**MATERIAL SUPPLIED**.
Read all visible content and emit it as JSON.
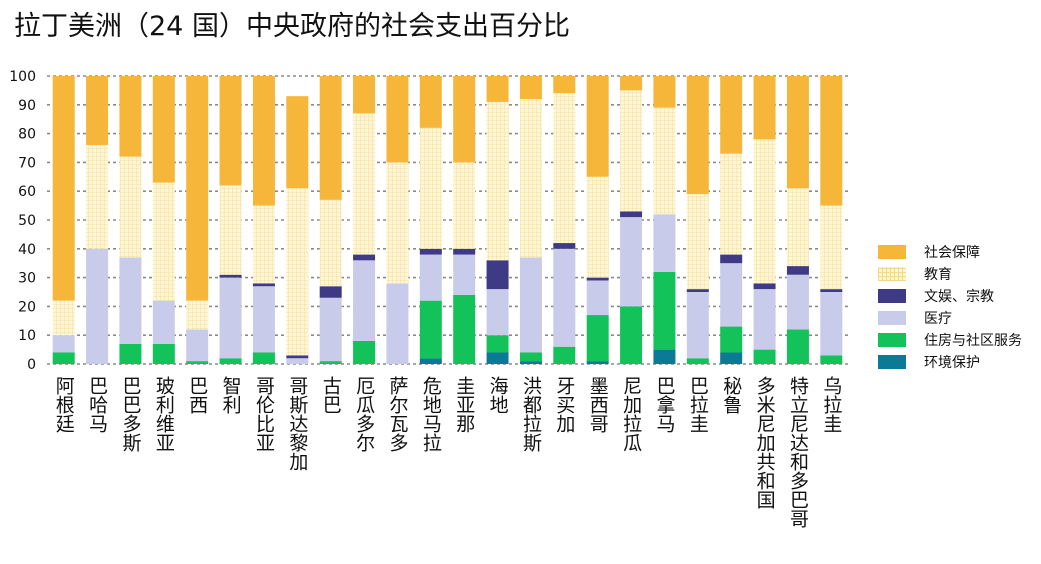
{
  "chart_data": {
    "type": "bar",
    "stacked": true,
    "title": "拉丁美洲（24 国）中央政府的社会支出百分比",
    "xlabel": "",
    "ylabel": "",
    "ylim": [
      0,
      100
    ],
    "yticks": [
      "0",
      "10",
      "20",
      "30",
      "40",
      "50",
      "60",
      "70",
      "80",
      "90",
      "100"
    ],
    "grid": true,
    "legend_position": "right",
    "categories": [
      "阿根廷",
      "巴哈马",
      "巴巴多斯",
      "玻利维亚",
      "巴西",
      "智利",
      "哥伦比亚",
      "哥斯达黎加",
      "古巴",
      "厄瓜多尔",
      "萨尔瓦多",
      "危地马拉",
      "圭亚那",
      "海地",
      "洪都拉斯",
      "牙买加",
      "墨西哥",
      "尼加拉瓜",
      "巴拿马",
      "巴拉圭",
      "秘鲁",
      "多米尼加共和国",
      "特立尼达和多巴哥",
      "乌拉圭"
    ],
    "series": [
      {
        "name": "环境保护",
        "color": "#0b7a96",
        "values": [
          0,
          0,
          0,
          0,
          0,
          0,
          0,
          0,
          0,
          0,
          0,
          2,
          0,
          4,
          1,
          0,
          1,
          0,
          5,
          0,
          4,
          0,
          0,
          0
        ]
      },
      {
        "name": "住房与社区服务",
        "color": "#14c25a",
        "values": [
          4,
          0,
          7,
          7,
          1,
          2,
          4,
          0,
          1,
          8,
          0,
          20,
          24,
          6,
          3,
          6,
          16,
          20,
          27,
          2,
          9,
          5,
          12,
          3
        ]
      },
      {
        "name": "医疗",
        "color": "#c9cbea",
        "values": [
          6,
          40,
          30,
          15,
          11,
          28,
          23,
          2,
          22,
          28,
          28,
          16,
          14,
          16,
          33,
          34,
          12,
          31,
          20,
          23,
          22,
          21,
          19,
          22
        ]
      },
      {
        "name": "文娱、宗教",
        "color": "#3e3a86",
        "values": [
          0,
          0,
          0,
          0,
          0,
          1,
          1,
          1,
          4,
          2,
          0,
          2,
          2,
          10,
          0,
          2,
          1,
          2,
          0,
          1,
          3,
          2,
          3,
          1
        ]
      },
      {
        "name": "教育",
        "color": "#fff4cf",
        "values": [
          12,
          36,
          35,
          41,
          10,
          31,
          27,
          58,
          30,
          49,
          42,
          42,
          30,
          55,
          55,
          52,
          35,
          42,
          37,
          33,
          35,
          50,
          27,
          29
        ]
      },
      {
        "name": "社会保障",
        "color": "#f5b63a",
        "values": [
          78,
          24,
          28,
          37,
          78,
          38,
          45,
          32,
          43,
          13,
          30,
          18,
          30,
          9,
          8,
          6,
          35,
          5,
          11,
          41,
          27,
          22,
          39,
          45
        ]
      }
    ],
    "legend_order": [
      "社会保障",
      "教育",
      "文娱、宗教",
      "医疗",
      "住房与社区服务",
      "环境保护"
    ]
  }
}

**AIM OF THE TASK**.
Every record above should come back exactly, but without its pictures.

**SOLUTION TO THE EXERCISE**.
Read all visible content and emit it as JSON.
{
  "chart_data": {
    "type": "bar",
    "stacked": true,
    "title": "拉丁美洲（24 国）中央政府的社会支出百分比",
    "xlabel": "",
    "ylabel": "",
    "ylim": [
      0,
      100
    ],
    "yticks": [
      "0",
      "10",
      "20",
      "30",
      "40",
      "50",
      "60",
      "70",
      "80",
      "90",
      "100"
    ],
    "grid": true,
    "legend_position": "right",
    "categories": [
      "阿根廷",
      "巴哈马",
      "巴巴多斯",
      "玻利维亚",
      "巴西",
      "智利",
      "哥伦比亚",
      "哥斯达黎加",
      "古巴",
      "厄瓜多尔",
      "萨尔瓦多",
      "危地马拉",
      "圭亚那",
      "海地",
      "洪都拉斯",
      "牙买加",
      "墨西哥",
      "尼加拉瓜",
      "巴拿马",
      "巴拉圭",
      "秘鲁",
      "多米尼加共和国",
      "特立尼达和多巴哥",
      "乌拉圭"
    ],
    "series": [
      {
        "name": "环境保护",
        "color": "#0b7a96",
        "values": [
          0,
          0,
          0,
          0,
          0,
          0,
          0,
          0,
          0,
          0,
          0,
          2,
          0,
          4,
          1,
          0,
          1,
          0,
          5,
          0,
          4,
          0,
          0,
          0
        ]
      },
      {
        "name": "住房与社区服务",
        "color": "#14c25a",
        "values": [
          4,
          0,
          7,
          7,
          1,
          2,
          4,
          0,
          1,
          8,
          0,
          20,
          24,
          6,
          3,
          6,
          16,
          20,
          27,
          2,
          9,
          5,
          12,
          3
        ]
      },
      {
        "name": "医疗",
        "color": "#c9cbea",
        "values": [
          6,
          40,
          30,
          15,
          11,
          28,
          23,
          2,
          22,
          28,
          28,
          16,
          14,
          16,
          33,
          34,
          12,
          31,
          20,
          23,
          22,
          21,
          19,
          22
        ]
      },
      {
        "name": "文娱、宗教",
        "color": "#3e3a86",
        "values": [
          0,
          0,
          0,
          0,
          0,
          1,
          1,
          1,
          4,
          2,
          0,
          2,
          2,
          10,
          0,
          2,
          1,
          2,
          0,
          1,
          3,
          2,
          3,
          1
        ]
      },
      {
        "name": "教育",
        "color": "#fff4cf",
        "values": [
          12,
          36,
          35,
          41,
          10,
          31,
          27,
          58,
          30,
          49,
          42,
          42,
          30,
          55,
          55,
          52,
          35,
          42,
          37,
          33,
          35,
          50,
          27,
          29
        ]
      },
      {
        "name": "社会保障",
        "color": "#f5b63a",
        "values": [
          78,
          24,
          28,
          37,
          78,
          38,
          45,
          32,
          43,
          13,
          30,
          18,
          30,
          9,
          8,
          6,
          35,
          5,
          11,
          41,
          27,
          22,
          39,
          45
        ]
      }
    ],
    "legend_order": [
      "社会保障",
      "教育",
      "文娱、宗教",
      "医疗",
      "住房与社区服务",
      "环境保护"
    ]
  }
}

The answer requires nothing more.